[THE REQUEST]:
Each record is to be printed again precisely as it reads.

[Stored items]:

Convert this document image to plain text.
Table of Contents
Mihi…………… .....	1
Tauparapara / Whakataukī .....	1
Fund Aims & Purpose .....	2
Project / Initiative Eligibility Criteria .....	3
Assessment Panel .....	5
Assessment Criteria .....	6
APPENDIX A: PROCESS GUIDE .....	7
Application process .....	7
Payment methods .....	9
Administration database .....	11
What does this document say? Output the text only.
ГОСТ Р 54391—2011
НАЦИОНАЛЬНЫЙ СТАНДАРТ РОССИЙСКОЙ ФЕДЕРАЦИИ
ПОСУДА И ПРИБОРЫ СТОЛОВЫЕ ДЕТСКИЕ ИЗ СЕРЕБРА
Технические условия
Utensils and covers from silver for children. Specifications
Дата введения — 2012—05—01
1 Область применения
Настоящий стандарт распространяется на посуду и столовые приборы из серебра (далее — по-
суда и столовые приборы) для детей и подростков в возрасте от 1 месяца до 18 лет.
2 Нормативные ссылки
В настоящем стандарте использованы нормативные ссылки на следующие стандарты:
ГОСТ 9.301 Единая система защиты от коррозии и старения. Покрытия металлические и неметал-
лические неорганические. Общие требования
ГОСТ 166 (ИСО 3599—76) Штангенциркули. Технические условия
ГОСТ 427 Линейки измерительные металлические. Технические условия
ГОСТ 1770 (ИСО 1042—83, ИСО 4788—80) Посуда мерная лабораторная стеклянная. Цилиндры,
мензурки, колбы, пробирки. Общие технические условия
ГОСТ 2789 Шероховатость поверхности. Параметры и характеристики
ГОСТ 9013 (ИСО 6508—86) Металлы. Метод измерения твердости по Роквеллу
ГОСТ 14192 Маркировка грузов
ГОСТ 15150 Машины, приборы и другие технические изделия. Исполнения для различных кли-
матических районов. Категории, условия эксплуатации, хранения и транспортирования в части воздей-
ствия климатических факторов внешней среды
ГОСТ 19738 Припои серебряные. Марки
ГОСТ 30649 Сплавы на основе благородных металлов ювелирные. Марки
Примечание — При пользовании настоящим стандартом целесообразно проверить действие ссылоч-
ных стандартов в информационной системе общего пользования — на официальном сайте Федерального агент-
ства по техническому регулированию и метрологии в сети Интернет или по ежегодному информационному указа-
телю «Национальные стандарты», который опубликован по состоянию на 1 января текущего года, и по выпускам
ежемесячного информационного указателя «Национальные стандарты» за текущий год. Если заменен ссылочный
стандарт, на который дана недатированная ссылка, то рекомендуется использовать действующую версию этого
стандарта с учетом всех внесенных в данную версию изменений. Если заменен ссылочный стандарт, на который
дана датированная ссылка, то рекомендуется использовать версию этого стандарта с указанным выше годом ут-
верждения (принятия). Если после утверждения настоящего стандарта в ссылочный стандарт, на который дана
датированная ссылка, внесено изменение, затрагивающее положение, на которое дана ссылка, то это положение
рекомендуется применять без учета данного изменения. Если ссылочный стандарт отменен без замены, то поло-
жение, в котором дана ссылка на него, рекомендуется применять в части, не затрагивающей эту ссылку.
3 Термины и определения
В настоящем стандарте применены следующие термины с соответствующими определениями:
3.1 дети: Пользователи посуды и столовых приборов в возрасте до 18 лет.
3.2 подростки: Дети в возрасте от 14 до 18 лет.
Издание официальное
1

[ANSWER]:
Convert this document image to plain text.
Table of Contents
Mihi…………… .....	1
Tauparapara / Whakataukī .....	1
Fund Aims & Purpose .....	2
Project / Initiative Eligibility Criteria .....	3
Assessment Panel .....	5
Assessment Criteria .....	6
APPENDIX A: PROCESS GUIDE .....	7
Application process .....	7
Payment methods .....	9
Administration database .....	11
What does this document say? Output the text only.
ГОСТ Р 54391—2011
НАЦИОНАЛЬНЫЙ СТАНДАРТ РОССИЙСКОЙ ФЕДЕРАЦИИ
ПОСУДА И ПРИБОРЫ СТОЛОВЫЕ ДЕТСКИЕ ИЗ СЕРЕБРА
Технические условия
Utensils and covers from silver for children. Specifications
Дата введения — 2012—05—01
1 Область применения
Настоящий стандарт распространяется на посуду и столовые приборы из серебра (далее — по-
суда и столовые приборы) для детей и подростков в возрасте от 1 месяца до 18 лет.
2 Нормативные ссылки
В настоящем стандарте использованы нормативные ссылки на следующие стандарты:
ГОСТ 9.301 Единая система защиты от коррозии и старения. Покрытия металлические и неметал-
лические неорганические. Общие требования
ГОСТ 166 (ИСО 3599—76) Штангенциркули. Технические условия
ГОСТ 427 Линейки измерительные металлические. Технические условия
ГОСТ 1770 (ИСО 1042—83, ИСО 4788—80) Посуда мерная лабораторная стеклянная. Цилиндры,
мензурки, колбы, пробирки. Общие технические условия
ГОСТ 2789 Шероховатость поверхности. Параметры и характеристики
ГОСТ 9013 (ИСО 6508—86) Металлы. Метод измерения твердости по Роквеллу
ГОСТ 14192 Маркировка грузов
ГОСТ 15150 Машины, приборы и другие технические изделия. Исполнения для различных кли-
матических районов. Категории, условия эксплуатации, хранения и транспортирования в части воздей-
ствия климатических факторов внешней среды
ГОСТ 19738 Припои серебряные. Марки
ГОСТ 30649 Сплавы на основе благородных металлов ювелирные. Марки
Примечание — При пользовании настоящим стандартом целесообразно проверить действие ссылоч-
ных стандартов в информационной системе общего пользования — на официальном сайте Федерального агент-
ства по техническому регулированию и метрологии в сети Интернет или по ежегодному информационному указа-
телю «Национальные стандарты», который опубликован по состоянию на 1 января текущего года, и по выпускам
ежемесячного информационного указателя «Национальные стандарты» за текущий год. Если заменен ссылочный
стандарт, на который дана недатированная ссылка, то рекомендуется использовать действующую версию этого
стандарта с учетом всех внесенных в данную версию изменений. Если заменен ссылочный стандарт, на который
дана датированная ссылка, то рекомендуется использовать версию этого стандарта с указанным выше годом ут-
верждения (принятия). Если после утверждения настоящего стандарта в ссылочный стандарт, на который дана
датированная ссылка, внесено изменение, затрагивающее положение, на которое дана ссылка, то это положение
рекомендуется применять без учета данного изменения. Если ссылочный стандарт отменен без замены, то поло-
жение, в котором дана ссылка на него, рекомендуется применять в части, не затрагивающей эту ссылку.
3 Термины и определения
В настоящем стандарте применены следующие термины с соответствующими определениями:
3.1 дети: Пользователи посуды и столовых приборов в возрасте до 18 лет.
3.2 подростки: Дети в возрасте от 14 до 18 лет.
Издание официальное
1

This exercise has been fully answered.